_SUPPLIED DATA_:
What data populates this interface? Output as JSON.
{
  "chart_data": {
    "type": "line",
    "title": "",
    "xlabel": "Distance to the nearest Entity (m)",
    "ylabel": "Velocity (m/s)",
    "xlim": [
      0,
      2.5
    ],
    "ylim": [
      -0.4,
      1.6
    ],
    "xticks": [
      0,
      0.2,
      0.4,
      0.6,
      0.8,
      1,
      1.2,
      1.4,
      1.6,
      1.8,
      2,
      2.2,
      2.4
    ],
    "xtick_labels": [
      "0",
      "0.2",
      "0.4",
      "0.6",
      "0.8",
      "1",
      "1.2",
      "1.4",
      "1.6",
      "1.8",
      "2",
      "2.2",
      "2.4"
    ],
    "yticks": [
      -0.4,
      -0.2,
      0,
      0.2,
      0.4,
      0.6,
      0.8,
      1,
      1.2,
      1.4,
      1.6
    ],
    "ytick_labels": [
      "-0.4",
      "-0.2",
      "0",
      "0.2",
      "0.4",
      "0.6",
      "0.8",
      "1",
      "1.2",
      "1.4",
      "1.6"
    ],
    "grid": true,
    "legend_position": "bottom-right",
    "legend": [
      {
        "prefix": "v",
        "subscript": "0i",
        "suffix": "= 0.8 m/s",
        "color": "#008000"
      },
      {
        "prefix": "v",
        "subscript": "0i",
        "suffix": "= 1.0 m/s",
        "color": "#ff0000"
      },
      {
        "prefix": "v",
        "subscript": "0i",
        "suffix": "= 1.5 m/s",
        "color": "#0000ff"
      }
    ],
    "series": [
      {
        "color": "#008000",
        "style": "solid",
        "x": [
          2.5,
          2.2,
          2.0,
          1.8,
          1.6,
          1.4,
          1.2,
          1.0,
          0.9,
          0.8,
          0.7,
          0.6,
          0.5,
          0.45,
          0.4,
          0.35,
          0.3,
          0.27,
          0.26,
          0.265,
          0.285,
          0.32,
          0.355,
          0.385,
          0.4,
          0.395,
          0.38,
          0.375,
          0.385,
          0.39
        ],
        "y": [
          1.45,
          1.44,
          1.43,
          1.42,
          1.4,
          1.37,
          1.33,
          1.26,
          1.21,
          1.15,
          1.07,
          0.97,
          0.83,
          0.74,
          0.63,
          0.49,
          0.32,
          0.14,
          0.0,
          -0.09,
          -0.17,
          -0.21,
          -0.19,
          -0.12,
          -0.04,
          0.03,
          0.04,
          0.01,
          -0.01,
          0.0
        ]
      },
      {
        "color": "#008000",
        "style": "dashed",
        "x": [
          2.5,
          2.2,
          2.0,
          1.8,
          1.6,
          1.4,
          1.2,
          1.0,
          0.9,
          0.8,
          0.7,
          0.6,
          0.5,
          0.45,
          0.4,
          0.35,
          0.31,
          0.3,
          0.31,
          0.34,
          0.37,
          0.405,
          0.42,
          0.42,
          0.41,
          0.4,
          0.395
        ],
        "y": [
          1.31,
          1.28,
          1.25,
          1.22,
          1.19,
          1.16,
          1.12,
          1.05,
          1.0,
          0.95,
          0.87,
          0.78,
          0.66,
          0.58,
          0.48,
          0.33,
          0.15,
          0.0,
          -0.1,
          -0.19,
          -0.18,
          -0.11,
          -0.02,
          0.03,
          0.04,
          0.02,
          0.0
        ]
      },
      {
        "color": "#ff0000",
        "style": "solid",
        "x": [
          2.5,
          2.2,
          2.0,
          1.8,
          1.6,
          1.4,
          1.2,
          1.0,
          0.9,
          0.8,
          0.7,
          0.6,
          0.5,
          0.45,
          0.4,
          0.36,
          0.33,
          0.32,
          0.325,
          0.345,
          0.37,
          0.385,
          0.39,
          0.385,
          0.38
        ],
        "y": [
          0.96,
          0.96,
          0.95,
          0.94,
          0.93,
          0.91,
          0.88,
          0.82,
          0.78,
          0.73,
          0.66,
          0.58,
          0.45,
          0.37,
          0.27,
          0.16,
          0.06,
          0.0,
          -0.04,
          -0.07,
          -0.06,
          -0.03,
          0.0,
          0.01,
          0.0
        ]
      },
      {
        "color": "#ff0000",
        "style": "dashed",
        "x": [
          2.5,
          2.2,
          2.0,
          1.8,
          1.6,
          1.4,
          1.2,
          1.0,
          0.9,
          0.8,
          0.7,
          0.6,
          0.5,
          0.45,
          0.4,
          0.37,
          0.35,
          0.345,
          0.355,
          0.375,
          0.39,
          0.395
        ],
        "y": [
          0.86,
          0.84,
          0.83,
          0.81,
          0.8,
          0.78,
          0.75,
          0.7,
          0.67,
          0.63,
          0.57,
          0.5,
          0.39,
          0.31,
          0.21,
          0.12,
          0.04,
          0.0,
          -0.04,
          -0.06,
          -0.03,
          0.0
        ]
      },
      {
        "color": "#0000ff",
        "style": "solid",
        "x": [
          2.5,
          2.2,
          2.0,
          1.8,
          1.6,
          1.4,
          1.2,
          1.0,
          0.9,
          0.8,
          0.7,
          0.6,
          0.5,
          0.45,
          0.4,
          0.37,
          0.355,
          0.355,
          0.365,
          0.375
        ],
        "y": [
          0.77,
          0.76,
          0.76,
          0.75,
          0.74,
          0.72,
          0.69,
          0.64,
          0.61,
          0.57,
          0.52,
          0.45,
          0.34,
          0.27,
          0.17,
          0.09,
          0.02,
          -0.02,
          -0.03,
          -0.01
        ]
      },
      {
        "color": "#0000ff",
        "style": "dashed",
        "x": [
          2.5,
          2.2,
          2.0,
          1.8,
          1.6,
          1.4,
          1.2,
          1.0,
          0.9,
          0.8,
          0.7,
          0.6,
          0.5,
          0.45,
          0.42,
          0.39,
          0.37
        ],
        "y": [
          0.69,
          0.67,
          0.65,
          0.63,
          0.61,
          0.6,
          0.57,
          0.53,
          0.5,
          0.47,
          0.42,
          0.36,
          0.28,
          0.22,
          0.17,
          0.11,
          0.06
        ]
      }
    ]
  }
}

_EXERCISE PROMPT_: Reproduce the listing above word for word.

_OUTPUT BELOW_:
What data populates this interface? Output as JSON.
{
  "chart_data": {
    "type": "line",
    "title": "",
    "xlabel": "Distance to the nearest Entity (m)",
    "ylabel": "Velocity (m/s)",
    "xlim": [
      0,
      2.5
    ],
    "ylim": [
      -0.4,
      1.6
    ],
    "xticks": [
      0,
      0.2,
      0.4,
      0.6,
      0.8,
      1,
      1.2,
      1.4,
      1.6,
      1.8,
      2,
      2.2,
      2.4
    ],
    "xtick_labels": [
      "0",
      "0.2",
      "0.4",
      "0.6",
      "0.8",
      "1",
      "1.2",
      "1.4",
      "1.6",
      "1.8",
      "2",
      "2.2",
      "2.4"
    ],
    "yticks": [
      -0.4,
      -0.2,
      0,
      0.2,
      0.4,
      0.6,
      0.8,
      1,
      1.2,
      1.4,
      1.6
    ],
    "ytick_labels": [
      "-0.4",
      "-0.2",
      "0",
      "0.2",
      "0.4",
      "0.6",
      "0.8",
      "1",
      "1.2",
      "1.4",
      "1.6"
    ],
    "grid": true,
    "legend_position": "bottom-right",
    "legend": [
      {
        "prefix": "v",
        "subscript": "0i",
        "suffix": "= 0.8 m/s",
        "color": "#008000"
      },
      {
        "prefix": "v",
        "subscript": "0i",
        "suffix": "= 1.0 m/s",
        "color": "#ff0000"
      },
      {
        "prefix": "v",
        "subscript": "0i",
        "suffix": "= 1.5 m/s",
        "color": "#0000ff"
      }
    ],
    "series": [
      {
        "color": "#008000",
        "style": "solid",
        "x": [
          2.5,
          2.2,
          2.0,
          1.8,
          1.6,
          1.4,
          1.2,
          1.0,
          0.9,
          0.8,
          0.7,
          0.6,
          0.5,
          0.45,
          0.4,
          0.35,
          0.3,
          0.27,
          0.26,
          0.265,
          0.285,
          0.32,
          0.355,
          0.385,
          0.4,
          0.395,
          0.38,
          0.375,
          0.385,
          0.39
        ],
        "y": [
          1.45,
          1.44,
          1.43,
          1.42,
          1.4,
          1.37,
          1.33,
          1.26,
          1.21,
          1.15,
          1.07,
          0.97,
          0.83,
          0.74,
          0.63,
          0.49,
          0.32,
          0.14,
          0.0,
          -0.09,
          -0.17,
          -0.21,
          -0.19,
          -0.12,
          -0.04,
          0.03,
          0.04,
          0.01,
          -0.01,
          0.0
        ]
      },
      {
        "color": "#008000",
        "style": "dashed",
        "x": [
          2.5,
          2.2,
          2.0,
          1.8,
          1.6,
          1.4,
          1.2,
          1.0,
          0.9,
          0.8,
          0.7,
          0.6,
          0.5,
          0.45,
          0.4,
          0.35,
          0.31,
          0.3,
          0.31,
          0.34,
          0.37,
          0.405,
          0.42,
          0.42,
          0.41,
          0.4,
          0.395
        ],
        "y": [
          1.31,
          1.28,
          1.25,
          1.22,
          1.19,
          1.16,
          1.12,
          1.05,
          1.0,
          0.95,
          0.87,
          0.78,
          0.66,
          0.58,
          0.48,
          0.33,
          0.15,
          0.0,
          -0.1,
          -0.19,
          -0.18,
          -0.11,
          -0.02,
          0.03,
          0.04,
          0.02,
          0.0
        ]
      },
      {
        "color": "#ff0000",
        "style": "solid",
        "x": [
          2.5,
          2.2,
          2.0,
          1.8,
          1.6,
          1.4,
          1.2,
          1.0,
          0.9,
          0.8,
          0.7,
          0.6,
          0.5,
          0.45,
          0.4,
          0.36,
          0.33,
          0.32,
          0.325,
          0.345,
          0.37,
          0.385,
          0.39,
          0.385,
          0.38
        ],
        "y": [
          0.96,
          0.96,
          0.95,
          0.94,
          0.93,
          0.91,
          0.88,
          0.82,
          0.78,
          0.73,
          0.66,
          0.58,
          0.45,
          0.37,
          0.27,
          0.16,
          0.06,
          0.0,
          -0.04,
          -0.07,
          -0.06,
          -0.03,
          0.0,
          0.01,
          0.0
        ]
      },
      {
        "color": "#ff0000",
        "style": "dashed",
        "x": [
          2.5,
          2.2,
          2.0,
          1.8,
          1.6,
          1.4,
          1.2,
          1.0,
          0.9,
          0.8,
          0.7,
          0.6,
          0.5,
          0.45,
          0.4,
          0.37,
          0.35,
          0.345,
          0.355,
          0.375,
          0.39,
          0.395
        ],
        "y": [
          0.86,
          0.84,
          0.83,
          0.81,
          0.8,
          0.78,
          0.75,
          0.7,
          0.67,
          0.63,
          0.57,
          0.5,
          0.39,
          0.31,
          0.21,
          0.12,
          0.04,
          0.0,
          -0.04,
          -0.06,
          -0.03,
          0.0
        ]
      },
      {
        "color": "#0000ff",
        "style": "solid",
        "x": [
          2.5,
          2.2,
          2.0,
          1.8,
          1.6,
          1.4,
          1.2,
          1.0,
          0.9,
          0.8,
          0.7,
          0.6,
          0.5,
          0.45,
          0.4,
          0.37,
          0.355,
          0.355,
          0.365,
          0.375
        ],
        "y": [
          0.77,
          0.76,
          0.76,
          0.75,
          0.74,
          0.72,
          0.69,
          0.64,
          0.61,
          0.57,
          0.52,
          0.45,
          0.34,
          0.27,
          0.17,
          0.09,
          0.02,
          -0.02,
          -0.03,
          -0.01
        ]
      },
      {
        "color": "#0000ff",
        "style": "dashed",
        "x": [
          2.5,
          2.2,
          2.0,
          1.8,
          1.6,
          1.4,
          1.2,
          1.0,
          0.9,
          0.8,
          0.7,
          0.6,
          0.5,
          0.45,
          0.42,
          0.39,
          0.37
        ],
        "y": [
          0.69,
          0.67,
          0.65,
          0.63,
          0.61,
          0.6,
          0.57,
          0.53,
          0.5,
          0.47,
          0.42,
          0.36,
          0.28,
          0.22,
          0.17,
          0.11,
          0.06
        ]
      }
    ]
  }
}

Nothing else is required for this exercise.